Activity: Search the records below for the word "text". Copy each line where it occurs.

Data excerpts:
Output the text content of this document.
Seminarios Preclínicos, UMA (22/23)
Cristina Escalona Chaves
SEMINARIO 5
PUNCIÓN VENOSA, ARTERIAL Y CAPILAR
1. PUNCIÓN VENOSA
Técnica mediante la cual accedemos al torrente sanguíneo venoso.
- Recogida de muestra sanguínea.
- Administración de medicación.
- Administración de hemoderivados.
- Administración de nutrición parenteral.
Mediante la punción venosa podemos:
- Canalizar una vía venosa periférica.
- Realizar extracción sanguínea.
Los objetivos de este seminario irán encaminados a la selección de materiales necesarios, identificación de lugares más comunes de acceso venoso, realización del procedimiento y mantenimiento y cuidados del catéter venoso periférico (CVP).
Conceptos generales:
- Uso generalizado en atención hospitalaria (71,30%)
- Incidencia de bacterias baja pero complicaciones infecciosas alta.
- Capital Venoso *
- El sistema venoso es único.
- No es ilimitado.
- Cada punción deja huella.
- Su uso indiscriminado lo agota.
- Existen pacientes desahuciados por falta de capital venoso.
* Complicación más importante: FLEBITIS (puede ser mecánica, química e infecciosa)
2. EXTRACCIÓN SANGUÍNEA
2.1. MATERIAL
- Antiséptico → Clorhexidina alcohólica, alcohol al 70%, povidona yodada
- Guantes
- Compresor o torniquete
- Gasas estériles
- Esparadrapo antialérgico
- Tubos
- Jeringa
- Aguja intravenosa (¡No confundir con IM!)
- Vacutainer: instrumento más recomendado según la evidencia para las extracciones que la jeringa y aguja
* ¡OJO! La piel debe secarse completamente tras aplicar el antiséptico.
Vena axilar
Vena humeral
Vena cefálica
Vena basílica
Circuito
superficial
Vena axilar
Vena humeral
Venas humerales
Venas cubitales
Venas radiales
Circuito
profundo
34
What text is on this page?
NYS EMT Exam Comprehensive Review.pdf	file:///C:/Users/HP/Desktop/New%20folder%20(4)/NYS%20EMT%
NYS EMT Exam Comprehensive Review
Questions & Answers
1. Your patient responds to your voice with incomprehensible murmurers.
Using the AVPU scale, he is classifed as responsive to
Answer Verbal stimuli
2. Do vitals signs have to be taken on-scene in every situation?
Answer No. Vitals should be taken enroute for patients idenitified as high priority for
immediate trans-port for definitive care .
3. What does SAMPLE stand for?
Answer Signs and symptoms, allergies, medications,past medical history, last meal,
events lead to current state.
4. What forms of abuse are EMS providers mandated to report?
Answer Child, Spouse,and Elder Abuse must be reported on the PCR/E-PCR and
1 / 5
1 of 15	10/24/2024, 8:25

Response:
Output the text content of this document.
What text is on this page?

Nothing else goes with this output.